* [CONSIGNE]: Recopiez sans rien changer le passage du texte sur le pot aux roses qui commence aux mots « Vieux proverbe. » et s'arrête après « pot aux roses. ».

Ce commentaire du Canard, dans la rubrique « La presse déchaînée », vaut en tout cas tous les rapprochements possibles :

LES CONCOUREURS

De « La République du Centre » (19.4)

« Un examen probatoire pour l’accès aux fonctions d’élèves-infirmiers de secteur psychiatrique est ouvert… Les épreuves cyclistes auront lieu le 15 juin. »

Allons bon ! Ils ont déjà un petit vélo dans la tête ?

Le Canard enchaîné, 5 mai 1982.

Les mystères

Tel a beaux yeux qui ne voit goutte.

Vieux proverbe.

En guise de conclusion provisoire à une recherche toujours en mouvement, presque constamment sujette à révision au gré des traces et des indices nouveaux qui viennent bouleverser les hypothèses les plus solides ou semer le doute dans l’enchaînement des « preuves » les mieux établies, voici quelques expressions choisies parmi les plus courantes, dont les images ont traversé les siècles sans grandes altérations apparentes, et qui, tout en gardant leur fraîcheur, conservent entier le mystère de leur origine. Des expressions rebelles, précisément, à toute conclusion — je dirai un échantillonnage de pots aux roses !

Découvrir le pot aux roses

Découvrir le pot aux roses — le secret, le mystère d’une affaire — est une façon de parler qui date au moins du XIIIe siècle où on la rencontre déjà bien établie dans un Dit de vérité :

Car je tantost descouvreroi
Le pot aux roses.

Comme le remarque P. Giraud, « ces mystérieuses roses ont depuis longtemps exercé la sagacité des linguistes. » Certains ont formulé l’hypothèse d’un pot de fleurs : le « pot aux roses ornant la fenêtre ou le balcon des belles, et sous lequel les galants plaçaient les billets doux qu’ils leur adressaient » propose M. Rat — un pot que, naturellement, le mari jaloux pouvait « découvrir. »

Plusieurs détails rendent cette proposition inacceptable étant donné l’ancienneté de la locution. D’abord le « pot de fleurs » ne s’emploie que depuis le XVIIe siècle et le mot « découvrir » n’a pris le sens de « faire une découverte » que vers le XVIe siècle. Enfin, inconvénient majeur, les rosiers ne se cultivent pas en pots ! Du moins la rose actuelle, persistante, embellie, est une fleur relativement récente, qui s’est surtout développée avec les progrès de l’horticulture au début du siècle dernier. Les roses d’antan dérivaient directement de la simple églantine avec laquelle elles étaient plus ou moins confondues, comme en témoigne le vieux proverbe pessimiste : « Il n’est si belle rose qui ne devienne gratte-cul ! » C’était une fleur fragile, passagère, éclose à midi, fanée le soir, de tout temps le symbole de la fugacité des belles choses.

* [DONNÉES RECUEILLIES]:
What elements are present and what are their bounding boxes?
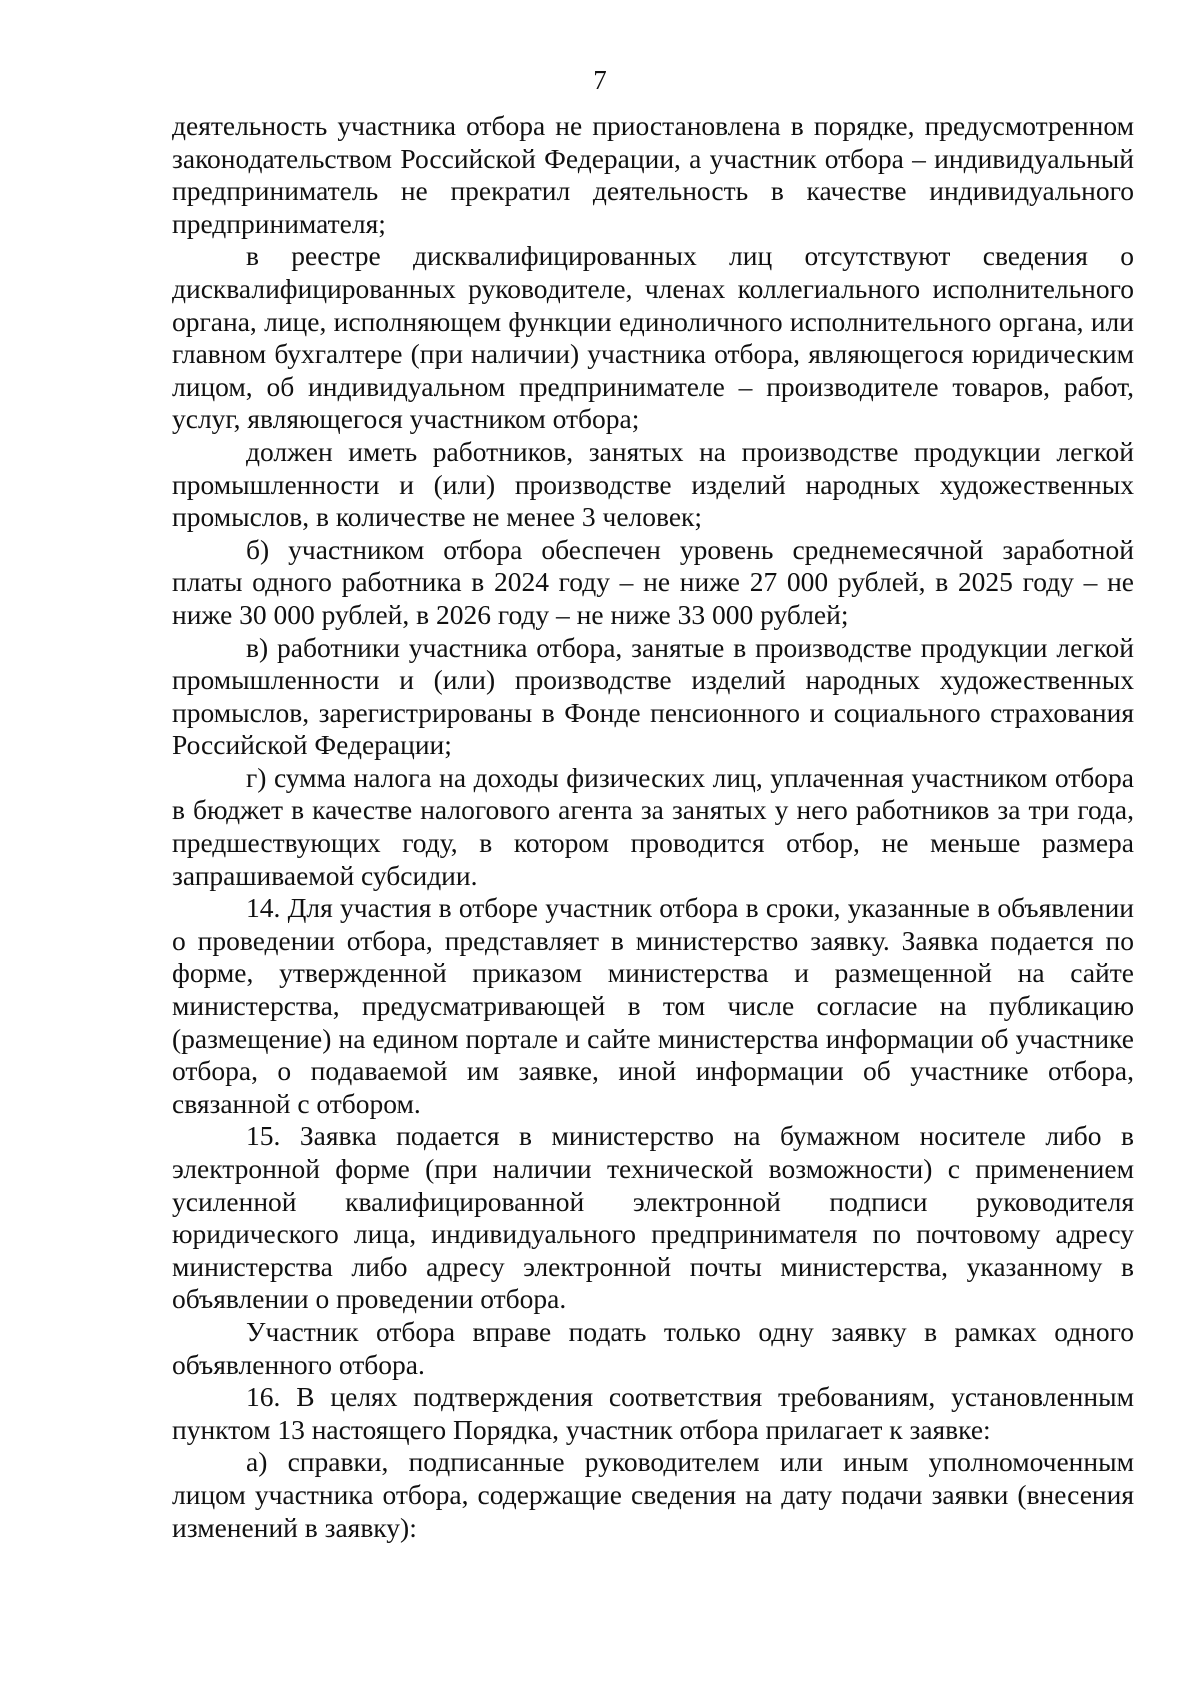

* [RÉPONSE ATTENDUE]:
Vieux proverbe.

En guise de conclusion provisoire à une recherche toujours en mouvement, presque constamment sujette à révision au gré des traces et des indices nouveaux qui viennent bouleverser les hypothèses les plus solides ou semer le doute dans l’enchaînement des « preuves » les mieux établies, voici quelques expressions choisies parmi les plus courantes, dont les images ont traversé les siècles sans grandes altérations apparentes, et qui, tout en gardant leur fraîcheur, conservent entier le mystère de leur origine. Des expressions rebelles, précisément, à toute conclusion — je dirai un échantillonnage de pots aux roses !

Découvrir le pot aux roses

Découvrir le pot aux roses — le secret, le mystère d’une affaire — est une façon de parler qui date au moins du XIIIe siècle où on la rencontre déjà bien établie dans un Dit de vérité :

Car je tantost descouvreroi
Le pot aux roses.